Requirements
Repeat the material exactly, leaving nothing out.

Input for this task
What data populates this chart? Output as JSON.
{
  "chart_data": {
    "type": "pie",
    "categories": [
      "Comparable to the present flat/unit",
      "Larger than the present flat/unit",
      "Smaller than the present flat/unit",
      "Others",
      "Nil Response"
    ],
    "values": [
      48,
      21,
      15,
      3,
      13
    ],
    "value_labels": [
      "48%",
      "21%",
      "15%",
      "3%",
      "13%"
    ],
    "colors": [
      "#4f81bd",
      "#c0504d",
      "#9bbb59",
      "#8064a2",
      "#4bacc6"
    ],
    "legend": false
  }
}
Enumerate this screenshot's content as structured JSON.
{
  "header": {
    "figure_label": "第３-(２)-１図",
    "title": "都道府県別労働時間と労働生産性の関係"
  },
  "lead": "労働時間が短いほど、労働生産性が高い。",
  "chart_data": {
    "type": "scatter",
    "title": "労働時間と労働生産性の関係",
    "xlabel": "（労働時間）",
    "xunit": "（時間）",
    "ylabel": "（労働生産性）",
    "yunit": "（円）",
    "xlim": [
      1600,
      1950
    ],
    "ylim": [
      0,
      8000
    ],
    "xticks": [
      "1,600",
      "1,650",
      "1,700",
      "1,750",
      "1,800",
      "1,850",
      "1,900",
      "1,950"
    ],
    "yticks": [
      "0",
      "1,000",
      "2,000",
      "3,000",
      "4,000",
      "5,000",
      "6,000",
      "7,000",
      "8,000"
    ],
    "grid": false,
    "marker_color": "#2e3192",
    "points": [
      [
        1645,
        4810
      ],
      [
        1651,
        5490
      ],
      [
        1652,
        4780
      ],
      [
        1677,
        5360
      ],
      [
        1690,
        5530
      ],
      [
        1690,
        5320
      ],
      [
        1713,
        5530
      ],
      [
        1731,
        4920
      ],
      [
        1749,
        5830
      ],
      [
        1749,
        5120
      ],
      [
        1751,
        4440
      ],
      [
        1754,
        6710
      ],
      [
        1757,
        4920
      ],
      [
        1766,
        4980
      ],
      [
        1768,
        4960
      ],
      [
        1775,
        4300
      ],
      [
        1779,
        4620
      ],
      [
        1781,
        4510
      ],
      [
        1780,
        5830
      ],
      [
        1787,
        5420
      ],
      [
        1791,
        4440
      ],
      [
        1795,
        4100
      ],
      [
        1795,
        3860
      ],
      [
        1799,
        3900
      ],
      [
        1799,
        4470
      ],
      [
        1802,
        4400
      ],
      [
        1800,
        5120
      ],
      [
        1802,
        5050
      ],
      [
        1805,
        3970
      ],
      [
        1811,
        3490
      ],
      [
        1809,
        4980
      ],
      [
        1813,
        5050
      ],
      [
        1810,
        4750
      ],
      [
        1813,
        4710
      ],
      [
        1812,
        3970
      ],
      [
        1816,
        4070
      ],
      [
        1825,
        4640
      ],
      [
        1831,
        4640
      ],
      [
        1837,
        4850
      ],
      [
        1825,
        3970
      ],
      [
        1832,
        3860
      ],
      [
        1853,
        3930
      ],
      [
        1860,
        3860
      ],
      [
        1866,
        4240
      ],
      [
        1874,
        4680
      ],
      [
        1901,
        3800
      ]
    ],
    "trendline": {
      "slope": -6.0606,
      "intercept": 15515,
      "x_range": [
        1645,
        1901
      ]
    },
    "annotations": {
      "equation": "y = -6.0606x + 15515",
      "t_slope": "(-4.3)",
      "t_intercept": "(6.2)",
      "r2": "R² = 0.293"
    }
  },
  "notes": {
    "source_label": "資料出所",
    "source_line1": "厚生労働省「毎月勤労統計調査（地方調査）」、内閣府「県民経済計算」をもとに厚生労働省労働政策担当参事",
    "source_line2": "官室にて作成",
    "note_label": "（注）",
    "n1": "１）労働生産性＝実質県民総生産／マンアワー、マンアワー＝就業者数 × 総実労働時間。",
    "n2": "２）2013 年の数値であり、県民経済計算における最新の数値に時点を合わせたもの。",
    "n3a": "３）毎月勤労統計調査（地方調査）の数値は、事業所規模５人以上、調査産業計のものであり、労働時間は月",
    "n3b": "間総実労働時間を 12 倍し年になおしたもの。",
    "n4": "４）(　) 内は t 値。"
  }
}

Expected answer
What data populates this chart? Output as JSON.
{
  "chart_data": {
    "type": "pie",
    "categories": [
      "Comparable to the present flat/unit",
      "Larger than the present flat/unit",
      "Smaller than the present flat/unit",
      "Others",
      "Nil Response"
    ],
    "values": [
      48,
      21,
      15,
      3,
      13
    ],
    "value_labels": [
      "48%",
      "21%",
      "15%",
      "3%",
      "13%"
    ],
    "colors": [
      "#4f81bd",
      "#c0504d",
      "#9bbb59",
      "#8064a2",
      "#4bacc6"
    ],
    "legend": false
  }
}
Enumerate this screenshot's content as structured JSON.
{
  "header": {
    "figure_label": "第３-(２)-１図",
    "title": "都道府県別労働時間と労働生産性の関係"
  },
  "lead": "労働時間が短いほど、労働生産性が高い。",
  "chart_data": {
    "type": "scatter",
    "title": "労働時間と労働生産性の関係",
    "xlabel": "（労働時間）",
    "xunit": "（時間）",
    "ylabel": "（労働生産性）",
    "yunit": "（円）",
    "xlim": [
      1600,
      1950
    ],
    "ylim": [
      0,
      8000
    ],
    "xticks": [
      "1,600",
      "1,650",
      "1,700",
      "1,750",
      "1,800",
      "1,850",
      "1,900",
      "1,950"
    ],
    "yticks": [
      "0",
      "1,000",
      "2,000",
      "3,000",
      "4,000",
      "5,000",
      "6,000",
      "7,000",
      "8,000"
    ],
    "grid": false,
    "marker_color": "#2e3192",
    "points": [
      [
        1645,
        4810
      ],
      [
        1651,
        5490
      ],
      [
        1652,
        4780
      ],
      [
        1677,
        5360
      ],
      [
        1690,
        5530
      ],
      [
        1690,
        5320
      ],
      [
        1713,
        5530
      ],
      [
        1731,
        4920
      ],
      [
        1749,
        5830
      ],
      [
        1749,
        5120
      ],
      [
        1751,
        4440
      ],
      [
        1754,
        6710
      ],
      [
        1757,
        4920
      ],
      [
        1766,
        4980
      ],
      [
        1768,
        4960
      ],
      [
        1775,
        4300
      ],
      [
        1779,
        4620
      ],
      [
        1781,
        4510
      ],
      [
        1780,
        5830
      ],
      [
        1787,
        5420
      ],
      [
        1791,
        4440
      ],
      [
        1795,
        4100
      ],
      [
        1795,
        3860
      ],
      [
        1799,
        3900
      ],
      [
        1799,
        4470
      ],
      [
        1802,
        4400
      ],
      [
        1800,
        5120
      ],
      [
        1802,
        5050
      ],
      [
        1805,
        3970
      ],
      [
        1811,
        3490
      ],
      [
        1809,
        4980
      ],
      [
        1813,
        5050
      ],
      [
        1810,
        4750
      ],
      [
        1813,
        4710
      ],
      [
        1812,
        3970
      ],
      [
        1816,
        4070
      ],
      [
        1825,
        4640
      ],
      [
        1831,
        4640
      ],
      [
        1837,
        4850
      ],
      [
        1825,
        3970
      ],
      [
        1832,
        3860
      ],
      [
        1853,
        3930
      ],
      [
        1860,
        3860
      ],
      [
        1866,
        4240
      ],
      [
        1874,
        4680
      ],
      [
        1901,
        3800
      ]
    ],
    "trendline": {
      "slope": -6.0606,
      "intercept": 15515,
      "x_range": [
        1645,
        1901
      ]
    },
    "annotations": {
      "equation": "y = -6.0606x + 15515",
      "t_slope": "(-4.3)",
      "t_intercept": "(6.2)",
      "r2": "R² = 0.293"
    }
  },
  "notes": {
    "source_label": "資料出所",
    "source_line1": "厚生労働省「毎月勤労統計調査（地方調査）」、内閣府「県民経済計算」をもとに厚生労働省労働政策担当参事",
    "source_line2": "官室にて作成",
    "note_label": "（注）",
    "n1": "１）労働生産性＝実質県民総生産／マンアワー、マンアワー＝就業者数 × 総実労働時間。",
    "n2": "２）2013 年の数値であり、県民経済計算における最新の数値に時点を合わせたもの。",
    "n3a": "３）毎月勤労統計調査（地方調査）の数値は、事業所規模５人以上、調査産業計のものであり、労働時間は月",
    "n3b": "間総実労働時間を 12 倍し年になおしたもの。",
    "n4": "４）(　) 内は t 値。"
  }
}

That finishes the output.